• [PROBLEM STATEMENT] Gather from the material every line that contains the string "защиты".

Saved entries:
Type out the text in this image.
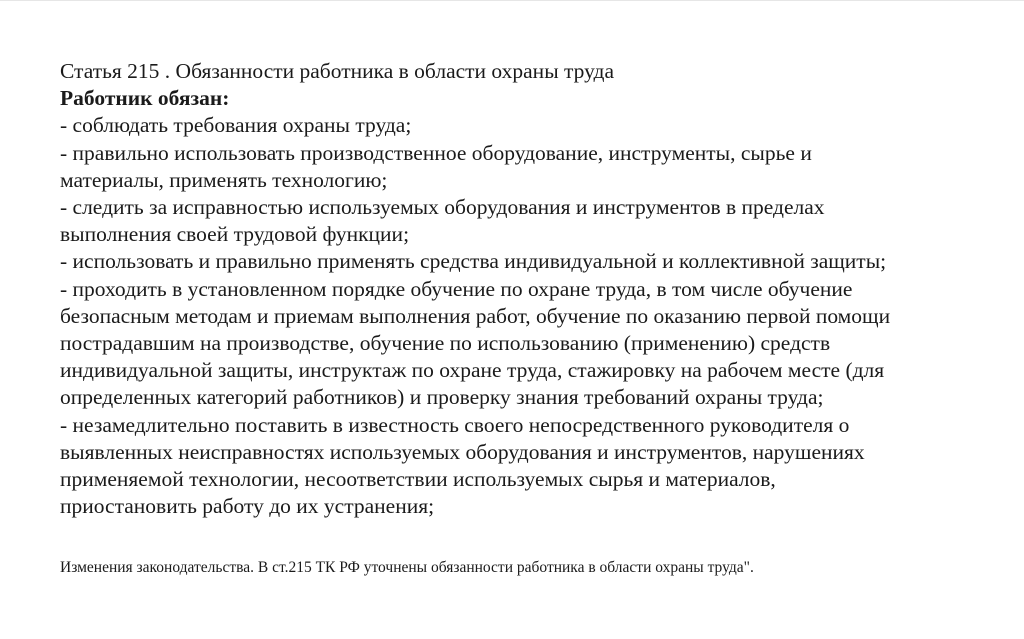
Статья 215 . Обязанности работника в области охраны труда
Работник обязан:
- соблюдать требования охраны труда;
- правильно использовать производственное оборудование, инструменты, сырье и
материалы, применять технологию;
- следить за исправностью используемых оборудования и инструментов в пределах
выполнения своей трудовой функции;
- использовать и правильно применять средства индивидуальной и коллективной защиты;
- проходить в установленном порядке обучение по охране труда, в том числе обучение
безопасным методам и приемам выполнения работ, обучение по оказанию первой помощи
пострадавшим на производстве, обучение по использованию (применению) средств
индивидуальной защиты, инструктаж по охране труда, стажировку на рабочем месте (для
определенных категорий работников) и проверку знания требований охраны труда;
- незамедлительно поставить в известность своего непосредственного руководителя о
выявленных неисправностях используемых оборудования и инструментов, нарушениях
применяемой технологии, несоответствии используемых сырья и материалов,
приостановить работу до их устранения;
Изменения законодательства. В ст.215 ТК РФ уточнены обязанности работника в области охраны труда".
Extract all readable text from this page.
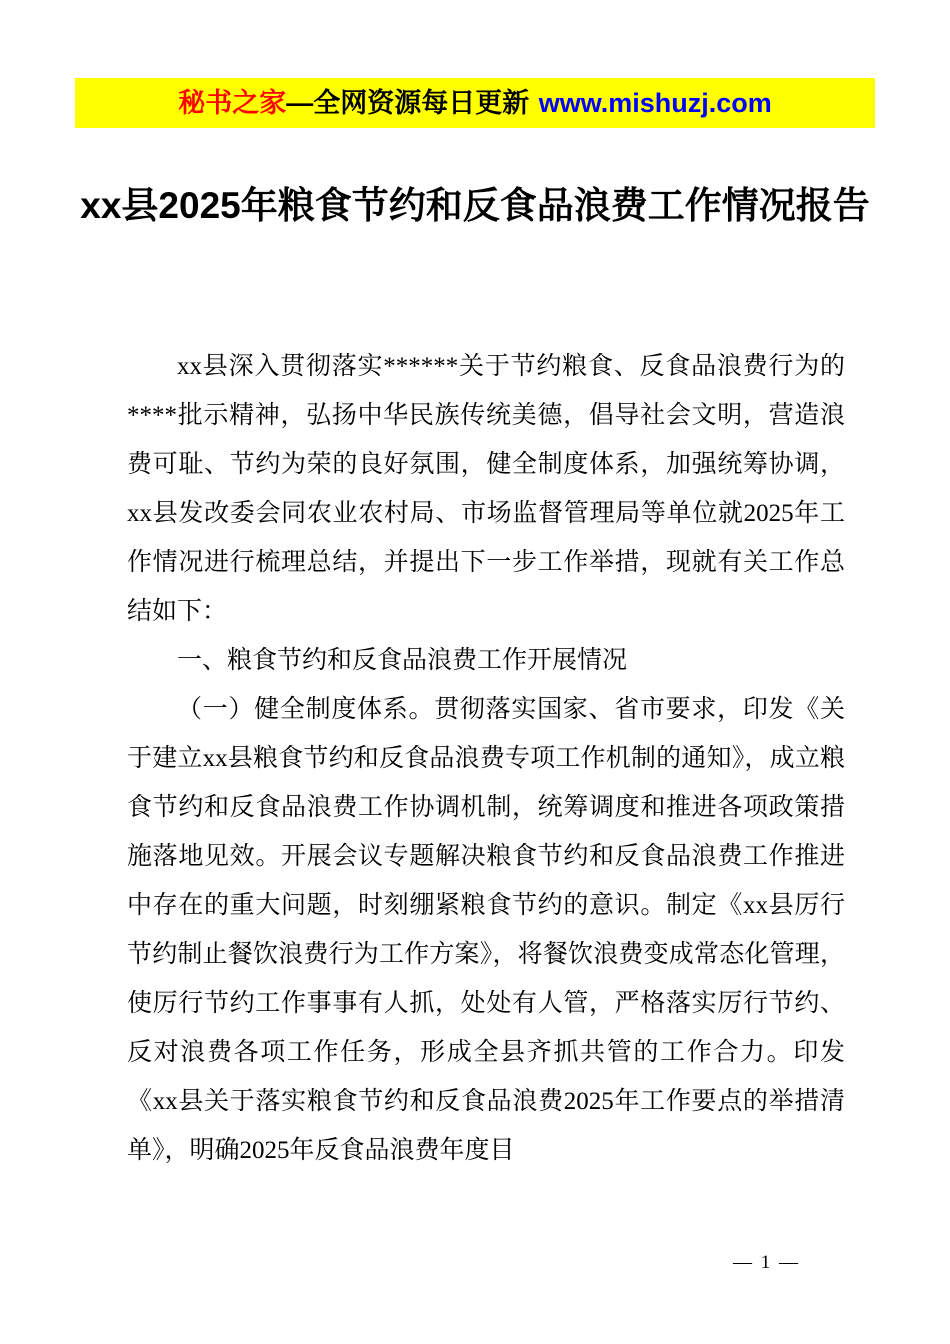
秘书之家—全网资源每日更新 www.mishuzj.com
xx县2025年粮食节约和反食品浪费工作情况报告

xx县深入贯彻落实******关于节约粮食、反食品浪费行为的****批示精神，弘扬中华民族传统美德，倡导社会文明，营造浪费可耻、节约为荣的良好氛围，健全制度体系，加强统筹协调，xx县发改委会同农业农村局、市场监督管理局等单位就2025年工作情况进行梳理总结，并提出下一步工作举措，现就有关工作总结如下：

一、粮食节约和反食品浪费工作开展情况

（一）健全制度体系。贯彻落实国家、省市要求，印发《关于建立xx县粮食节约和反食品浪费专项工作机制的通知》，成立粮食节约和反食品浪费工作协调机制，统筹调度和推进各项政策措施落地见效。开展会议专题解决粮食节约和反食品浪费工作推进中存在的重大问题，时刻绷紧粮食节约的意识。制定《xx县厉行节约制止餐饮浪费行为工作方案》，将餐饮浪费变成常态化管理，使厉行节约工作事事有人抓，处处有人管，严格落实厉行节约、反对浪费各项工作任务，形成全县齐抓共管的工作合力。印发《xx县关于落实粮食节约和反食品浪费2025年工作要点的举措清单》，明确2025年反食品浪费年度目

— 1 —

• [SOLUTION TO THE EXERCISE]
- использовать и правильно применять средства индивидуальной и коллективной защиты;
индивидуальной защиты, инструктаж по охране труда, стажировку на рабочем месте (для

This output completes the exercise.